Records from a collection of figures
------------------------------------------------------------------------
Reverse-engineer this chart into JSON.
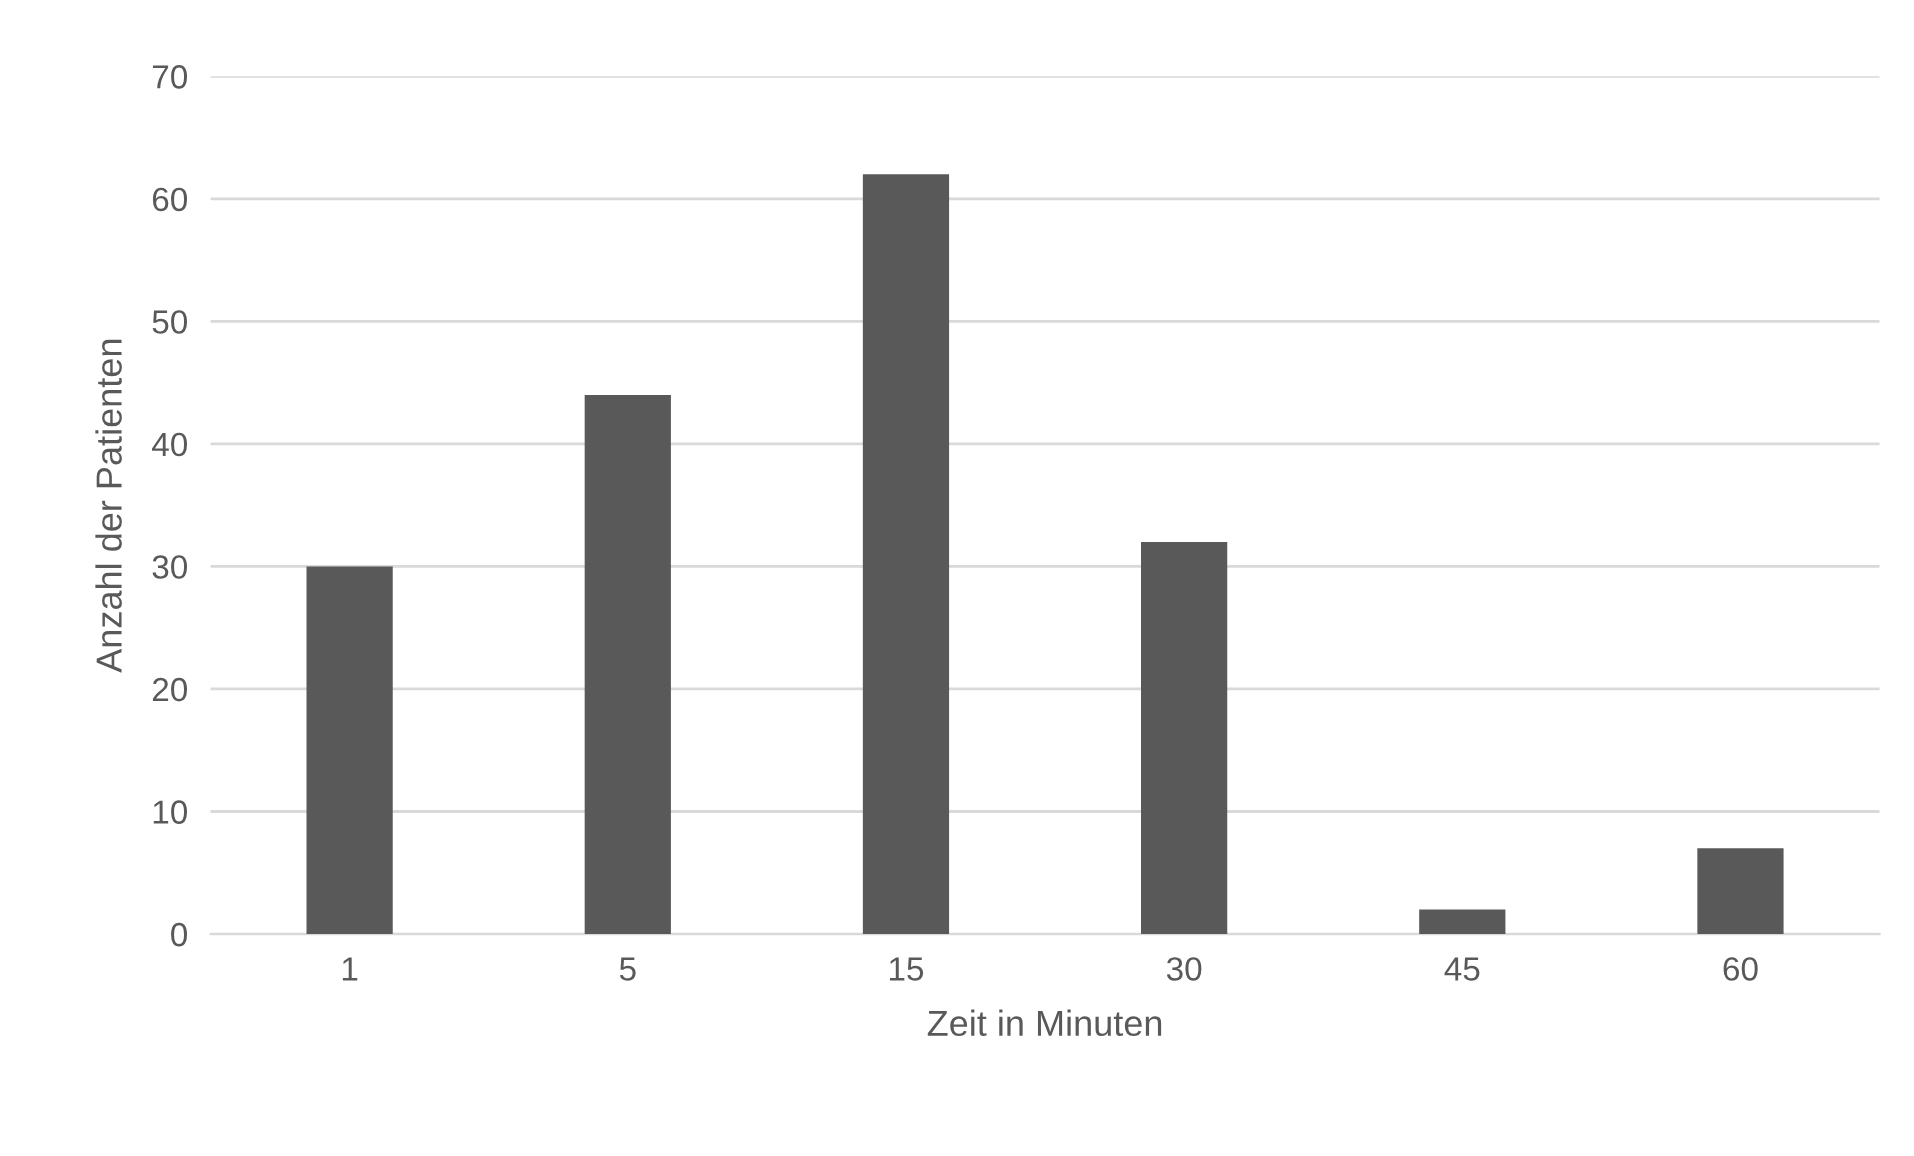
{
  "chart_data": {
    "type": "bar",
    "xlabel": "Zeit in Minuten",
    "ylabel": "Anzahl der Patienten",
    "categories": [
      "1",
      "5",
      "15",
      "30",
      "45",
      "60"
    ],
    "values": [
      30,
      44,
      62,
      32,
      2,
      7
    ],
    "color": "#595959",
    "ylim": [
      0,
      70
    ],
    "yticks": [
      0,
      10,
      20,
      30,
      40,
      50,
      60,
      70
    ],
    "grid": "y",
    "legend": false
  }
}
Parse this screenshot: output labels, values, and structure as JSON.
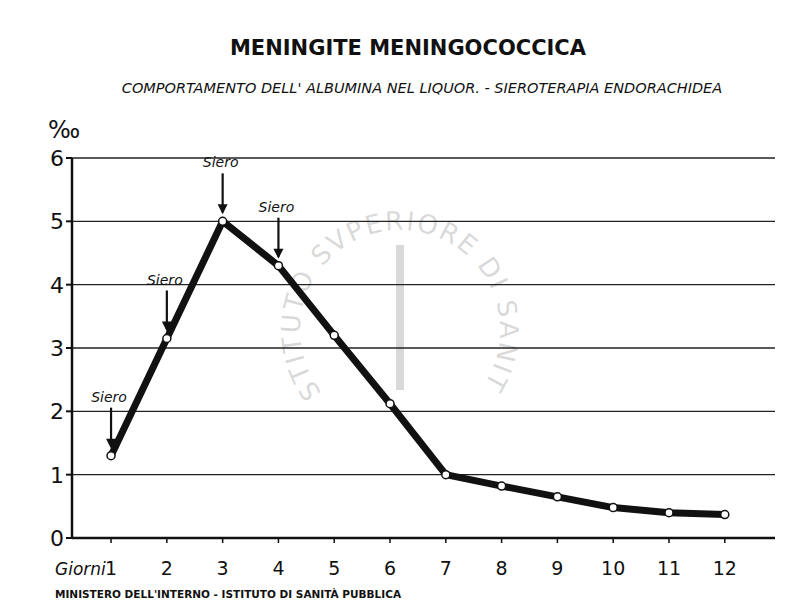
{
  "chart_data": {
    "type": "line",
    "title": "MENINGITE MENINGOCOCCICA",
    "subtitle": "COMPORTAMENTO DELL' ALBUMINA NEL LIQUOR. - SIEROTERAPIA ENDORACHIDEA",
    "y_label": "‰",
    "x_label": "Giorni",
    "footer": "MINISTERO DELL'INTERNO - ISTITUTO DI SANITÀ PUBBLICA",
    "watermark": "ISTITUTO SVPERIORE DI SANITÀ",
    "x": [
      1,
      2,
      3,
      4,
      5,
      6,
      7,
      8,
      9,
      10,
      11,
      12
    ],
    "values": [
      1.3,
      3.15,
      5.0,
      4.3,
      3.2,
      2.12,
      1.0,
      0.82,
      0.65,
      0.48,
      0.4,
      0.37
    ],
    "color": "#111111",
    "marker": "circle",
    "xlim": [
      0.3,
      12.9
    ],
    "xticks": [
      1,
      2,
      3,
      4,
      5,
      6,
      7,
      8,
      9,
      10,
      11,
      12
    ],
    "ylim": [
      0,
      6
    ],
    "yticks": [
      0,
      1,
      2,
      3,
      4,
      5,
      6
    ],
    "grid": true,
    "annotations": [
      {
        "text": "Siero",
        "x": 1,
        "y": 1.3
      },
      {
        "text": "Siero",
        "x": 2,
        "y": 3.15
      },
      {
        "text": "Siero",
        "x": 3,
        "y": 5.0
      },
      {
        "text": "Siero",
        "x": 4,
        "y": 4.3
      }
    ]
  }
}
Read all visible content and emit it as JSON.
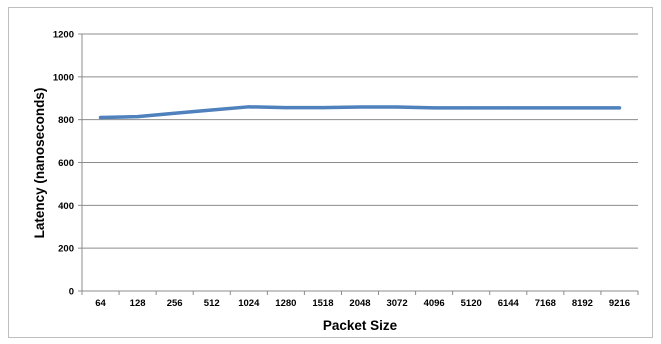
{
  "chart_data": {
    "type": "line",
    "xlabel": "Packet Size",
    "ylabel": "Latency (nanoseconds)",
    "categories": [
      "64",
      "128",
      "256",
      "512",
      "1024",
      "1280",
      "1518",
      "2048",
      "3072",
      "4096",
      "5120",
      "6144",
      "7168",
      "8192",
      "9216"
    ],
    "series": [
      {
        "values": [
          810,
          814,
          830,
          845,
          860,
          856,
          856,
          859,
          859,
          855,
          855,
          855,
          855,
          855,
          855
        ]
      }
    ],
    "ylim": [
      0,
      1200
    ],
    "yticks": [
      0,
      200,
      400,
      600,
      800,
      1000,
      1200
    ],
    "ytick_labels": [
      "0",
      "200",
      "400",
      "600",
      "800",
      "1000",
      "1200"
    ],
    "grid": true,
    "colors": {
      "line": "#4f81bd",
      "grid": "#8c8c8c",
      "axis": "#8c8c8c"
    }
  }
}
------------------------------------------------------------------------
What to produce:
Repeat the listing in full and exactly. Do not include any images.

Written response:
Reverse-engineer this chart into JSON.
{
  "chart_data": {
    "type": "bar",
    "xlabel": "Zeit in Minuten",
    "ylabel": "Anzahl der Patienten",
    "categories": [
      "1",
      "5",
      "15",
      "30",
      "45",
      "60"
    ],
    "values": [
      30,
      44,
      62,
      32,
      2,
      7
    ],
    "color": "#595959",
    "ylim": [
      0,
      70
    ],
    "yticks": [
      0,
      10,
      20,
      30,
      40,
      50,
      60,
      70
    ],
    "grid": "y",
    "legend": false
  }
}
Parse this screenshot: output labels, values, and structure as JSON.
{
  "chart_data": {
    "type": "line",
    "title": "MENINGITE MENINGOCOCCICA",
    "subtitle": "COMPORTAMENTO DELL' ALBUMINA NEL LIQUOR. - SIEROTERAPIA ENDORACHIDEA",
    "y_label": "‰",
    "x_label": "Giorni",
    "footer": "MINISTERO DELL'INTERNO - ISTITUTO DI SANITÀ PUBBLICA",
    "watermark": "ISTITUTO SVPERIORE DI SANITÀ",
    "x": [
      1,
      2,
      3,
      4,
      5,
      6,
      7,
      8,
      9,
      10,
      11,
      12
    ],
    "values": [
      1.3,
      3.15,
      5.0,
      4.3,
      3.2,
      2.12,
      1.0,
      0.82,
      0.65,
      0.48,
      0.4,
      0.37
    ],
    "color": "#111111",
    "marker": "circle",
    "xlim": [
      0.3,
      12.9
    ],
    "xticks": [
      1,
      2,
      3,
      4,
      5,
      6,
      7,
      8,
      9,
      10,
      11,
      12
    ],
    "ylim": [
      0,
      6
    ],
    "yticks": [
      0,
      1,
      2,
      3,
      4,
      5,
      6
    ],
    "grid": true,
    "annotations": [
      {
        "text": "Siero",
        "x": 1,
        "y": 1.3
      },
      {
        "text": "Siero",
        "x": 2,
        "y": 3.15
      },
      {
        "text": "Siero",
        "x": 3,
        "y": 5.0
      },
      {
        "text": "Siero",
        "x": 4,
        "y": 4.3
      }
    ]
  }
}
Read all visible content and emit it as JSON.
{
  "chart_data": {
    "type": "line",
    "xlabel": "Packet Size",
    "ylabel": "Latency (nanoseconds)",
    "categories": [
      "64",
      "128",
      "256",
      "512",
      "1024",
      "1280",
      "1518",
      "2048",
      "3072",
      "4096",
      "5120",
      "6144",
      "7168",
      "8192",
      "9216"
    ],
    "series": [
      {
        "values": [
          810,
          814,
          830,
          845,
          860,
          856,
          856,
          859,
          859,
          855,
          855,
          855,
          855,
          855,
          855
        ]
      }
    ],
    "ylim": [
      0,
      1200
    ],
    "yticks": [
      0,
      200,
      400,
      600,
      800,
      1000,
      1200
    ],
    "ytick_labels": [
      "0",
      "200",
      "400",
      "600",
      "800",
      "1000",
      "1200"
    ],
    "grid": true,
    "colors": {
      "line": "#4f81bd",
      "grid": "#8c8c8c",
      "axis": "#8c8c8c"
    }
  }
}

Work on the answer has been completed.